→ **WHAT YOU NEED TO DO**
How many lines of the records below contain the word "ffffff"? Answer with the number alone.

(Excerpt from a dataset)
* * *

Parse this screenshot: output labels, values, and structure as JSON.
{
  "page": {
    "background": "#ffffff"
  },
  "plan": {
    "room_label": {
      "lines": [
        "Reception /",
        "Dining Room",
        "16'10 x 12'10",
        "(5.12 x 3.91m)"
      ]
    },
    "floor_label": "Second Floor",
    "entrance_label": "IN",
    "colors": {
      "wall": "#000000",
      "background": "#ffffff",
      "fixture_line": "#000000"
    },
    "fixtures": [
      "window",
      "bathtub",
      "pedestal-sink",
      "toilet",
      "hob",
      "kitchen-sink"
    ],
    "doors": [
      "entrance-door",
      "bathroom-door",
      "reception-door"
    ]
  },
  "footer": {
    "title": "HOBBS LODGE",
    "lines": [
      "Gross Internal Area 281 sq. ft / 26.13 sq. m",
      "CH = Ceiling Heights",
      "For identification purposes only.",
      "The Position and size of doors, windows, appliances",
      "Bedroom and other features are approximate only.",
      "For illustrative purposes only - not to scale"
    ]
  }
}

* * *

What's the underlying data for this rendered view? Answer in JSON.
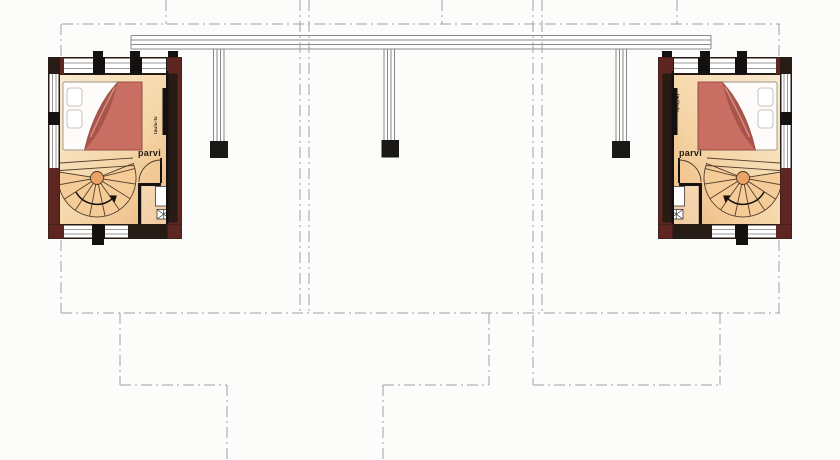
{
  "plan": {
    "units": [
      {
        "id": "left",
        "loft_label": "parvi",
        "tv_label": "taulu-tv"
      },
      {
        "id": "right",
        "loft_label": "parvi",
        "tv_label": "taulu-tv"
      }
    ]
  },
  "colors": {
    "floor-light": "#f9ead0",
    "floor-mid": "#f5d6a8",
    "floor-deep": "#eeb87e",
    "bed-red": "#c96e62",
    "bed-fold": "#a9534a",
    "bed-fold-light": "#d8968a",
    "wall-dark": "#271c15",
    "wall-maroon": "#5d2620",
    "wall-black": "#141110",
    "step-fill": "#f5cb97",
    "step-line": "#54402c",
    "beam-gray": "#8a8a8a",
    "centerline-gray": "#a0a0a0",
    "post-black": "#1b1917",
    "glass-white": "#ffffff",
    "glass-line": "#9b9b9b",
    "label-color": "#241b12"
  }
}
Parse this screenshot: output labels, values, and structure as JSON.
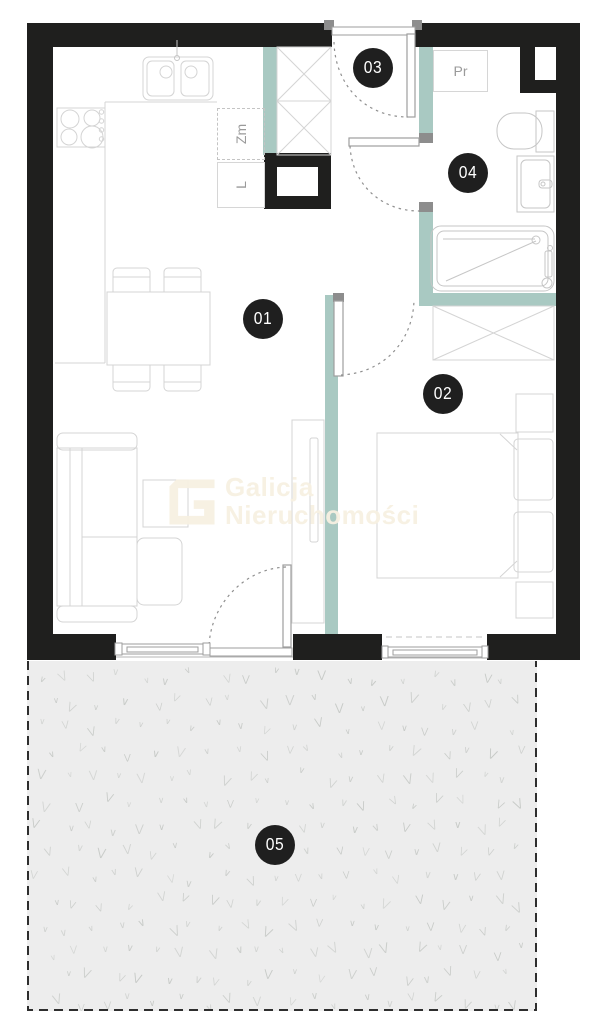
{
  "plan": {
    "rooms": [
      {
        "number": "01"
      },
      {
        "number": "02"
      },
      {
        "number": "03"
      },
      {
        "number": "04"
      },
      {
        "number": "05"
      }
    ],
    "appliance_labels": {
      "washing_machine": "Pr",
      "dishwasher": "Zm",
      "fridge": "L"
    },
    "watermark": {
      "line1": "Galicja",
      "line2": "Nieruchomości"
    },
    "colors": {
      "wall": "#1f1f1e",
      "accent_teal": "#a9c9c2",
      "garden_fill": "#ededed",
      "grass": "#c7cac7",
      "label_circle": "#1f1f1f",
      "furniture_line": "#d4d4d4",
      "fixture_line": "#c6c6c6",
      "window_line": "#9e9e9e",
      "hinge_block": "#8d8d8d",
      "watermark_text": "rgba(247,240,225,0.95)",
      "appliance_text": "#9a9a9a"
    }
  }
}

* * *

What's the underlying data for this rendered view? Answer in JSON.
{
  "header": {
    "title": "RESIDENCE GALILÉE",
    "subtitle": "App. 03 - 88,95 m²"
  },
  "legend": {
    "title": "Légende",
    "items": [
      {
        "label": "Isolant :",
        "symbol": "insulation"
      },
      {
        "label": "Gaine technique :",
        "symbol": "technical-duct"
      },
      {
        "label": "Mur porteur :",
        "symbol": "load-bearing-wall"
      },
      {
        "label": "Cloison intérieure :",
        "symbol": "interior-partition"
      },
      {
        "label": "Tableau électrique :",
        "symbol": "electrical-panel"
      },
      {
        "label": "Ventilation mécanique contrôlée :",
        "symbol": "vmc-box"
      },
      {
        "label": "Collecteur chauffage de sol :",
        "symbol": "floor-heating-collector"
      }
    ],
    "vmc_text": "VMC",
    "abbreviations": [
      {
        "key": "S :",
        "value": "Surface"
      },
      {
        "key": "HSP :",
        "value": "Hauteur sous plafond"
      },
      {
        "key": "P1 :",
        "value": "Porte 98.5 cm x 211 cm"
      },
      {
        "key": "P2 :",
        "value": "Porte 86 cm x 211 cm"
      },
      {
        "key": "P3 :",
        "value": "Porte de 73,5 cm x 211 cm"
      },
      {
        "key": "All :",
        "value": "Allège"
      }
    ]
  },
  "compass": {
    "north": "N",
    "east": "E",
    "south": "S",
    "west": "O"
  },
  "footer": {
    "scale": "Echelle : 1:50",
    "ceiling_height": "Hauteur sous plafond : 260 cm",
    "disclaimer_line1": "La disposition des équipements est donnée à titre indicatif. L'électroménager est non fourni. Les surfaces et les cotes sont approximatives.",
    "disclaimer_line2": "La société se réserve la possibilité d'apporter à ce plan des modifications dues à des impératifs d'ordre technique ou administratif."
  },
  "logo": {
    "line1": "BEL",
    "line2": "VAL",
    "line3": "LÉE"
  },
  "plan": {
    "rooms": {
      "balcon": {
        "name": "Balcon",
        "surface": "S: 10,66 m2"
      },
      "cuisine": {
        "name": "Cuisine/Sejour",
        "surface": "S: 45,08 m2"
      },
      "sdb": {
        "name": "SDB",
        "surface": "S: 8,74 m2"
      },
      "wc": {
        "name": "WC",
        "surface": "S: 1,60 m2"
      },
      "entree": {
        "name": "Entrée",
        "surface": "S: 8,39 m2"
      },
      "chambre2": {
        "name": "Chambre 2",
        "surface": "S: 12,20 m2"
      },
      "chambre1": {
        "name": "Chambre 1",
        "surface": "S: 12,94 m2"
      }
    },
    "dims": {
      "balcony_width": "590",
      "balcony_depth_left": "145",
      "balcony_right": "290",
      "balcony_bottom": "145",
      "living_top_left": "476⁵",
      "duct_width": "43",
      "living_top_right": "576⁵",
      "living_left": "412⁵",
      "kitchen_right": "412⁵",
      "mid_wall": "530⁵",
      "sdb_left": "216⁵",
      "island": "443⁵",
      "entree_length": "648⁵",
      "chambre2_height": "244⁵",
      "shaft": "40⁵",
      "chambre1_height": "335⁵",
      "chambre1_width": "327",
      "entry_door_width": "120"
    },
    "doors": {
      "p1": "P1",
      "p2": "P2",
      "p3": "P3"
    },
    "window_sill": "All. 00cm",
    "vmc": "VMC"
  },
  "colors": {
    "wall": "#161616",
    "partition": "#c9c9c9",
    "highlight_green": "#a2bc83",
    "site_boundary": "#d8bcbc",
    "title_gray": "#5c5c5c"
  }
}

* * *

→ **RESPONSE TO THE TASK**
3